_WHAT TO WORK ON_. Locate all lines with the word "title". Copy them.

[Dataset items]
═══
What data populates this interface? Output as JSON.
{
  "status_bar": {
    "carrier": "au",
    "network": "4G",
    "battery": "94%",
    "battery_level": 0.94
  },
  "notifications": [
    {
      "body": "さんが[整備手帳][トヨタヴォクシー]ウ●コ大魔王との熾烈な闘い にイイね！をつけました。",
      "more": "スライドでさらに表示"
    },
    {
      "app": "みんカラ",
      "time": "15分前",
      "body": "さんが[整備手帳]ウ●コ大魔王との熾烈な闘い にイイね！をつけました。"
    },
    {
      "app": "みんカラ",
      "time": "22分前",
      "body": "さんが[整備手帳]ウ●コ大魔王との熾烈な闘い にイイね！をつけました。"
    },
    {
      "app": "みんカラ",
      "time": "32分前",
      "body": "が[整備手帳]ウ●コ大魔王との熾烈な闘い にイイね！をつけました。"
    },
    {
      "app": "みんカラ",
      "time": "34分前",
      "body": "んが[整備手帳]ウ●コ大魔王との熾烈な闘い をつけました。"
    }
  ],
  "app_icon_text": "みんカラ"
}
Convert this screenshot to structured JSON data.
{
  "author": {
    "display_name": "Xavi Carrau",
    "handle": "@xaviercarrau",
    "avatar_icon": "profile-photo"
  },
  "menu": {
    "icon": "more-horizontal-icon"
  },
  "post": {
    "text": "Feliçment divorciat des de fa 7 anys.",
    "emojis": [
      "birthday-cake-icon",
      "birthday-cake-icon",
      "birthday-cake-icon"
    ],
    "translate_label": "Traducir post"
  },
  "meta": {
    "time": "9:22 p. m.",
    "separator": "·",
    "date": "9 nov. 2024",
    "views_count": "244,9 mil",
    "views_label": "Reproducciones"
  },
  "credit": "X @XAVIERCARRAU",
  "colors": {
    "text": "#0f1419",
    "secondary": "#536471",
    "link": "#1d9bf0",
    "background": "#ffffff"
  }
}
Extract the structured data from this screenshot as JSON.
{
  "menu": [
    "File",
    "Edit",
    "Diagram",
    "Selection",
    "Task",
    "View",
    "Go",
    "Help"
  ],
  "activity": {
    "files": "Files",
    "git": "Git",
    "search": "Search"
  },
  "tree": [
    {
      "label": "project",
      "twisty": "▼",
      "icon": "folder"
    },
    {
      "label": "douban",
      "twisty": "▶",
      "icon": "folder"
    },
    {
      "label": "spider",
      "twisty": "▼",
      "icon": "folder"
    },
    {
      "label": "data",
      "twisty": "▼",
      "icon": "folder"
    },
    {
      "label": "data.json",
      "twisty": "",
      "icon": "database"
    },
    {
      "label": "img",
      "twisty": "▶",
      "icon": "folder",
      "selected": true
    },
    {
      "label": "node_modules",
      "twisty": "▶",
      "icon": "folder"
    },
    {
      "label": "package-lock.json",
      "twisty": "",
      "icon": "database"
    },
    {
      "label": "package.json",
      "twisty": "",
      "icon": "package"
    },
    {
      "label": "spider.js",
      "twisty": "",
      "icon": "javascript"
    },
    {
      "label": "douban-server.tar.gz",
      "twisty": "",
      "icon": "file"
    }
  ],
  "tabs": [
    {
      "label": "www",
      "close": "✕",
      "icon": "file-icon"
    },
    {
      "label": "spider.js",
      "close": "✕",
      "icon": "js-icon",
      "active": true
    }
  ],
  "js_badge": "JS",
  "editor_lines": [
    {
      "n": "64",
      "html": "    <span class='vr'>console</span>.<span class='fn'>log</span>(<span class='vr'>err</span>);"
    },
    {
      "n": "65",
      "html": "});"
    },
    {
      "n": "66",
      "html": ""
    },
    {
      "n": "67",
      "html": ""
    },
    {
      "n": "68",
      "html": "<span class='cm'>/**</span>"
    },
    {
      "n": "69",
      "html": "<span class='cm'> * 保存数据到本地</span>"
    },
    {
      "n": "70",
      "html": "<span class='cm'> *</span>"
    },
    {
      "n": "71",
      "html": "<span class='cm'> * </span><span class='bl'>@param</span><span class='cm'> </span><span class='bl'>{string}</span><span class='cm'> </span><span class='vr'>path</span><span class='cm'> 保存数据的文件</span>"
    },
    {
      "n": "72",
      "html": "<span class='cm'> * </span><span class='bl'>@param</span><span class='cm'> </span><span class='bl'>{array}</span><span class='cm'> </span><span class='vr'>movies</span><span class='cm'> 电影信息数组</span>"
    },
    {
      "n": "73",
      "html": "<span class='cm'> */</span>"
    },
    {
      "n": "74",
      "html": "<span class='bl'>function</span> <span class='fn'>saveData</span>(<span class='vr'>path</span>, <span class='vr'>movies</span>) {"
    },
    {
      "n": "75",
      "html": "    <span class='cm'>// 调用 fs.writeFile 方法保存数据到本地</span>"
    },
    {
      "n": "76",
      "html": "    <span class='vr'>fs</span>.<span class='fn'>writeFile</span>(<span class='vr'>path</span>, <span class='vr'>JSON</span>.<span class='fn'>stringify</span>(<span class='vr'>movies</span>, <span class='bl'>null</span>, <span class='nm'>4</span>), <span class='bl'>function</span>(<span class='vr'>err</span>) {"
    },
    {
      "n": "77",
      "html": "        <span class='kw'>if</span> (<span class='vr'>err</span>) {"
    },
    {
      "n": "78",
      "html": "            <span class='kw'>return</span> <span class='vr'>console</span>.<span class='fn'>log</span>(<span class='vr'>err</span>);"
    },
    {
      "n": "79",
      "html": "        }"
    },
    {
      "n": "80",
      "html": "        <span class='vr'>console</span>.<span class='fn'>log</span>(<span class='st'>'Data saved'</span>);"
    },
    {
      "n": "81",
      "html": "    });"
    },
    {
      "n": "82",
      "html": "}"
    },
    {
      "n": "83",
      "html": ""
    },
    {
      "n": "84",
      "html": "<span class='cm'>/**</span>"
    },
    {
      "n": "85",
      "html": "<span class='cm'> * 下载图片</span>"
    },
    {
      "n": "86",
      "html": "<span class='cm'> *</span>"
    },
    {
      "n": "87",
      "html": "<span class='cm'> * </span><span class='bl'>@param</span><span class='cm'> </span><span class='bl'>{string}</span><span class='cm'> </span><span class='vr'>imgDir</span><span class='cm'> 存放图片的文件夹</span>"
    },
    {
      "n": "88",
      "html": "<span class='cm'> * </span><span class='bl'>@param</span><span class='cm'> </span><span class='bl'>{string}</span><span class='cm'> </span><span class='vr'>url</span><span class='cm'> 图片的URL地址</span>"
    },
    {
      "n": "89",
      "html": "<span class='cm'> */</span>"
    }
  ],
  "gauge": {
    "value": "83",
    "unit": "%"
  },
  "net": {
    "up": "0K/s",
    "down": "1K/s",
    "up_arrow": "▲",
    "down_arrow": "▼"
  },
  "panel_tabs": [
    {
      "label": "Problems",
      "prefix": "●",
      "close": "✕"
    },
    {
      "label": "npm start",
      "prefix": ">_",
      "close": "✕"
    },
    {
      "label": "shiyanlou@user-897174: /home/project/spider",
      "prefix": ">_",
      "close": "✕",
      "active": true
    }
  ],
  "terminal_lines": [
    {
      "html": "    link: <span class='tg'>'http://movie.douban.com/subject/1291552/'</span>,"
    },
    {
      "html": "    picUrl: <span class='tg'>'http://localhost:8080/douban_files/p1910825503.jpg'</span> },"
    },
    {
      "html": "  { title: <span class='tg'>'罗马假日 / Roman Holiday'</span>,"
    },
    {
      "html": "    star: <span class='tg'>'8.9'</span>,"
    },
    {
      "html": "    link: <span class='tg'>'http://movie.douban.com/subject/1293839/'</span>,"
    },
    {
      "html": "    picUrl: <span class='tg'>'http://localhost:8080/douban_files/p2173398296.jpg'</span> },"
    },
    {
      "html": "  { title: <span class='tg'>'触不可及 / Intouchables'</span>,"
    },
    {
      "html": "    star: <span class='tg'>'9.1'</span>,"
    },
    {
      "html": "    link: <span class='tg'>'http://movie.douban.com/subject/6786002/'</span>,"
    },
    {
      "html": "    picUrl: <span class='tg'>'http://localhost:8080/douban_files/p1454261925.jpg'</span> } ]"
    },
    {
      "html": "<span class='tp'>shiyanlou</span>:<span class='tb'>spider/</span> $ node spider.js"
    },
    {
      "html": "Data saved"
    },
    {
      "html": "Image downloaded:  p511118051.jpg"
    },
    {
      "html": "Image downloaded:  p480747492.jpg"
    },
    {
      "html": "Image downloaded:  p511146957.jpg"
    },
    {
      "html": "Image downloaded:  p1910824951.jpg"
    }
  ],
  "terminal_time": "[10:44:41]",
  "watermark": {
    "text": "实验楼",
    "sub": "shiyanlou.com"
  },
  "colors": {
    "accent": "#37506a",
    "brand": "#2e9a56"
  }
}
═══
_PROBLEM SOLUTION_.
      "html": "  { title: <span class='tg'>'罗马假日 / Roman Holiday'</span>,"
      "html": "  { title: <span class='tg'>'触不可及 / Intouchables'</span>,"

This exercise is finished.